OBJECTIVE:
Print the listing that follows, character for character.

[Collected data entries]
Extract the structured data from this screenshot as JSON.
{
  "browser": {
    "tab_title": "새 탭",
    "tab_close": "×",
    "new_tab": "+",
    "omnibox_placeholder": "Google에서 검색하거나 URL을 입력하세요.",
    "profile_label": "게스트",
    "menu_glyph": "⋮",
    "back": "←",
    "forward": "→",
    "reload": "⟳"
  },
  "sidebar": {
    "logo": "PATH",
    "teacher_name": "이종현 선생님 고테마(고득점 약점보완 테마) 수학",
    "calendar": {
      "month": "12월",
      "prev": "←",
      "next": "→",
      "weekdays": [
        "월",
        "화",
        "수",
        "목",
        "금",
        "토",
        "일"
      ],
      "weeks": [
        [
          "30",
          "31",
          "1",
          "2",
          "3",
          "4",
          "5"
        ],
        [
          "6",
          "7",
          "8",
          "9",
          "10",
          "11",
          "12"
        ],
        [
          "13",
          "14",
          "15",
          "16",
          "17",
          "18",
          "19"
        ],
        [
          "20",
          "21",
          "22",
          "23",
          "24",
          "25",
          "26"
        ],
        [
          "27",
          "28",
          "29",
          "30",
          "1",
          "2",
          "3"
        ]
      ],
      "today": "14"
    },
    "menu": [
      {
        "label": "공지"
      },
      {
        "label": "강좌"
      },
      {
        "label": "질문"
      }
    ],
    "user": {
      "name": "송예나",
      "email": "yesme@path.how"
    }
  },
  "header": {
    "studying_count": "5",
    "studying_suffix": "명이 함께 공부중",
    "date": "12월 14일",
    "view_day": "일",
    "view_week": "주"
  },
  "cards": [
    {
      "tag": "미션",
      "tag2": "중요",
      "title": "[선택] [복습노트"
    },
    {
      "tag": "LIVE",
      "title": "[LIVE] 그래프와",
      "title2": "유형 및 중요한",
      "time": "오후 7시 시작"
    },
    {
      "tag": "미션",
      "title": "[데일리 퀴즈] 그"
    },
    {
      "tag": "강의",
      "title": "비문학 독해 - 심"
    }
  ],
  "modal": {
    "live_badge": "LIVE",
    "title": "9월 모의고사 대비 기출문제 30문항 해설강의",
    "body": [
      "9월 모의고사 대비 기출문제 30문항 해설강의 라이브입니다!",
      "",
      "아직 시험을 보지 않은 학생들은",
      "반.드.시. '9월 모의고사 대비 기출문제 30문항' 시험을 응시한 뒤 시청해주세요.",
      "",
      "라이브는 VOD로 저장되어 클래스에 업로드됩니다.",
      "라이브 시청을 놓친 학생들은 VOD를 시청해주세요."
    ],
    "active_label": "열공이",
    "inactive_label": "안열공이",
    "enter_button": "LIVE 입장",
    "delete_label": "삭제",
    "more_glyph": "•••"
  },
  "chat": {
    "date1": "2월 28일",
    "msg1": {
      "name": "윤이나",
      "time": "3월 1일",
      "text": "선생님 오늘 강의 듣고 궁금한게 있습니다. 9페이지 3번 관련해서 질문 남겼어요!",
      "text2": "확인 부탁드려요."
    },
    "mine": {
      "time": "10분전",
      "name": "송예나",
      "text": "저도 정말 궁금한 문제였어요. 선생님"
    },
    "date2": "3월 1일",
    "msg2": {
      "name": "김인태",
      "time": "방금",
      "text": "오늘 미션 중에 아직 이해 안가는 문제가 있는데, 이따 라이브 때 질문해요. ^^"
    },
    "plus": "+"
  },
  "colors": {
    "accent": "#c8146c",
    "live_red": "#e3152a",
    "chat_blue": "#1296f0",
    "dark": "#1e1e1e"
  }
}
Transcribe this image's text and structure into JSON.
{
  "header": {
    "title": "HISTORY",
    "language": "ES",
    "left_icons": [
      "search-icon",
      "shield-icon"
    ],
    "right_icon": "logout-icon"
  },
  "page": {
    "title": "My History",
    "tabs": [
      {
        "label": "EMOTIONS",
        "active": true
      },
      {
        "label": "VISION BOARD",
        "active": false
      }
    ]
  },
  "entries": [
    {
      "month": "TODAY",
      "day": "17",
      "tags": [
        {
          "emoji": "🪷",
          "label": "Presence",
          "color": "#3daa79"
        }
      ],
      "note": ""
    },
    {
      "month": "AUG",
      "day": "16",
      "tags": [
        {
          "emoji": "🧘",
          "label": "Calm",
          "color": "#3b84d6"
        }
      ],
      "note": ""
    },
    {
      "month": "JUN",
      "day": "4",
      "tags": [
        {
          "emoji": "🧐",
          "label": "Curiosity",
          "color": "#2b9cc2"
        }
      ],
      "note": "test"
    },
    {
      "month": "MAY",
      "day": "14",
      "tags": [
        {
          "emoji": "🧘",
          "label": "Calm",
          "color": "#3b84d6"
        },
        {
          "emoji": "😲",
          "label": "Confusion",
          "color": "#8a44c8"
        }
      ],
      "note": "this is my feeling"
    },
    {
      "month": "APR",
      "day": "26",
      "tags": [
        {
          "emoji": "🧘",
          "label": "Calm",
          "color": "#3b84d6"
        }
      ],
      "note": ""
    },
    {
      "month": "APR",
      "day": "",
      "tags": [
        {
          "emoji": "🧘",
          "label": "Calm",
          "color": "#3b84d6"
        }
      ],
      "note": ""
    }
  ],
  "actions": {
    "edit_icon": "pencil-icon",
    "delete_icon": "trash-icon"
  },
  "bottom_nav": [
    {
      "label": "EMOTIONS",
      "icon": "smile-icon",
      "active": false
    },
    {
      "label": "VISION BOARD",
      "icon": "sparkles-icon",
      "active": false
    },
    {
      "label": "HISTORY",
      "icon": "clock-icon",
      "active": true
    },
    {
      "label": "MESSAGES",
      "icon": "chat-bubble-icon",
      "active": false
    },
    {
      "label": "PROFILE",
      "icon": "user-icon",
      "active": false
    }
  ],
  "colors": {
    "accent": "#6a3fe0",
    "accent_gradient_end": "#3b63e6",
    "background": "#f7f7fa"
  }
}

EXPECTED ANSWER:
Extract the structured data from this screenshot as JSON.
{
  "browser": {
    "tab_title": "새 탭",
    "tab_close": "×",
    "new_tab": "+",
    "omnibox_placeholder": "Google에서 검색하거나 URL을 입력하세요.",
    "profile_label": "게스트",
    "menu_glyph": "⋮",
    "back": "←",
    "forward": "→",
    "reload": "⟳"
  },
  "sidebar": {
    "logo": "PATH",
    "teacher_name": "이종현 선생님 고테마(고득점 약점보완 테마) 수학",
    "calendar": {
      "month": "12월",
      "prev": "←",
      "next": "→",
      "weekdays": [
        "월",
        "화",
        "수",
        "목",
        "금",
        "토",
        "일"
      ],
      "weeks": [
        [
          "30",
          "31",
          "1",
          "2",
          "3",
          "4",
          "5"
        ],
        [
          "6",
          "7",
          "8",
          "9",
          "10",
          "11",
          "12"
        ],
        [
          "13",
          "14",
          "15",
          "16",
          "17",
          "18",
          "19"
        ],
        [
          "20",
          "21",
          "22",
          "23",
          "24",
          "25",
          "26"
        ],
        [
          "27",
          "28",
          "29",
          "30",
          "1",
          "2",
          "3"
        ]
      ],
      "today": "14"
    },
    "menu": [
      {
        "label": "공지"
      },
      {
        "label": "강좌"
      },
      {
        "label": "질문"
      }
    ],
    "user": {
      "name": "송예나",
      "email": "yesme@path.how"
    }
  },
  "header": {
    "studying_count": "5",
    "studying_suffix": "명이 함께 공부중",
    "date": "12월 14일",
    "view_day": "일",
    "view_week": "주"
  },
  "cards": [
    {
      "tag": "미션",
      "tag2": "중요",
      "title": "[선택] [복습노트"
    },
    {
      "tag": "LIVE",
      "title": "[LIVE] 그래프와",
      "title2": "유형 및 중요한",
      "time": "오후 7시 시작"
    },
    {
      "tag": "미션",
      "title": "[데일리 퀴즈] 그"
    },
    {
      "tag": "강의",
      "title": "비문학 독해 - 심"
    }
  ],
  "modal": {
    "live_badge": "LIVE",
    "title": "9월 모의고사 대비 기출문제 30문항 해설강의",
    "body": [
      "9월 모의고사 대비 기출문제 30문항 해설강의 라이브입니다!",
      "",
      "아직 시험을 보지 않은 학생들은",
      "반.드.시. '9월 모의고사 대비 기출문제 30문항' 시험을 응시한 뒤 시청해주세요.",
      "",
      "라이브는 VOD로 저장되어 클래스에 업로드됩니다.",
      "라이브 시청을 놓친 학생들은 VOD를 시청해주세요."
    ],
    "active_label": "열공이",
    "inactive_label": "안열공이",
    "enter_button": "LIVE 입장",
    "delete_label": "삭제",
    "more_glyph": "•••"
  },
  "chat": {
    "date1": "2월 28일",
    "msg1": {
      "name": "윤이나",
      "time": "3월 1일",
      "text": "선생님 오늘 강의 듣고 궁금한게 있습니다. 9페이지 3번 관련해서 질문 남겼어요!",
      "text2": "확인 부탁드려요."
    },
    "mine": {
      "time": "10분전",
      "name": "송예나",
      "text": "저도 정말 궁금한 문제였어요. 선생님"
    },
    "date2": "3월 1일",
    "msg2": {
      "name": "김인태",
      "time": "방금",
      "text": "오늘 미션 중에 아직 이해 안가는 문제가 있는데, 이따 라이브 때 질문해요. ^^"
    },
    "plus": "+"
  },
  "colors": {
    "accent": "#c8146c",
    "live_red": "#e3152a",
    "chat_blue": "#1296f0",
    "dark": "#1e1e1e"
  }
}
Transcribe this image's text and structure into JSON.
{
  "header": {
    "title": "HISTORY",
    "language": "ES",
    "left_icons": [
      "search-icon",
      "shield-icon"
    ],
    "right_icon": "logout-icon"
  },
  "page": {
    "title": "My History",
    "tabs": [
      {
        "label": "EMOTIONS",
        "active": true
      },
      {
        "label": "VISION BOARD",
        "active": false
      }
    ]
  },
  "entries": [
    {
      "month": "TODAY",
      "day": "17",
      "tags": [
        {
          "emoji": "🪷",
          "label": "Presence",
          "color": "#3daa79"
        }
      ],
      "note": ""
    },
    {
      "month": "AUG",
      "day": "16",
      "tags": [
        {
          "emoji": "🧘",
          "label": "Calm",
          "color": "#3b84d6"
        }
      ],
      "note": ""
    },
    {
      "month": "JUN",
      "day": "4",
      "tags": [
        {
          "emoji": "🧐",
          "label": "Curiosity",
          "color": "#2b9cc2"
        }
      ],
      "note": "test"
    },
    {
      "month": "MAY",
      "day": "14",
      "tags": [
        {
          "emoji": "🧘",
          "label": "Calm",
          "color": "#3b84d6"
        },
        {
          "emoji": "😲",
          "label": "Confusion",
          "color": "#8a44c8"
        }
      ],
      "note": "this is my feeling"
    },
    {
      "month": "APR",
      "day": "26",
      "tags": [
        {
          "emoji": "🧘",
          "label": "Calm",
          "color": "#3b84d6"
        }
      ],
      "note": ""
    },
    {
      "month": "APR",
      "day": "",
      "tags": [
        {
          "emoji": "🧘",
          "label": "Calm",
          "color": "#3b84d6"
        }
      ],
      "note": ""
    }
  ],
  "actions": {
    "edit_icon": "pencil-icon",
    "delete_icon": "trash-icon"
  },
  "bottom_nav": [
    {
      "label": "EMOTIONS",
      "icon": "smile-icon",
      "active": false
    },
    {
      "label": "VISION BOARD",
      "icon": "sparkles-icon",
      "active": false
    },
    {
      "label": "HISTORY",
      "icon": "clock-icon",
      "active": true
    },
    {
      "label": "MESSAGES",
      "icon": "chat-bubble-icon",
      "active": false
    },
    {
      "label": "PROFILE",
      "icon": "user-icon",
      "active": false
    }
  ],
  "colors": {
    "accent": "#6a3fe0",
    "accent_gradient_end": "#3b63e6",
    "background": "#f7f7fa"
  }
}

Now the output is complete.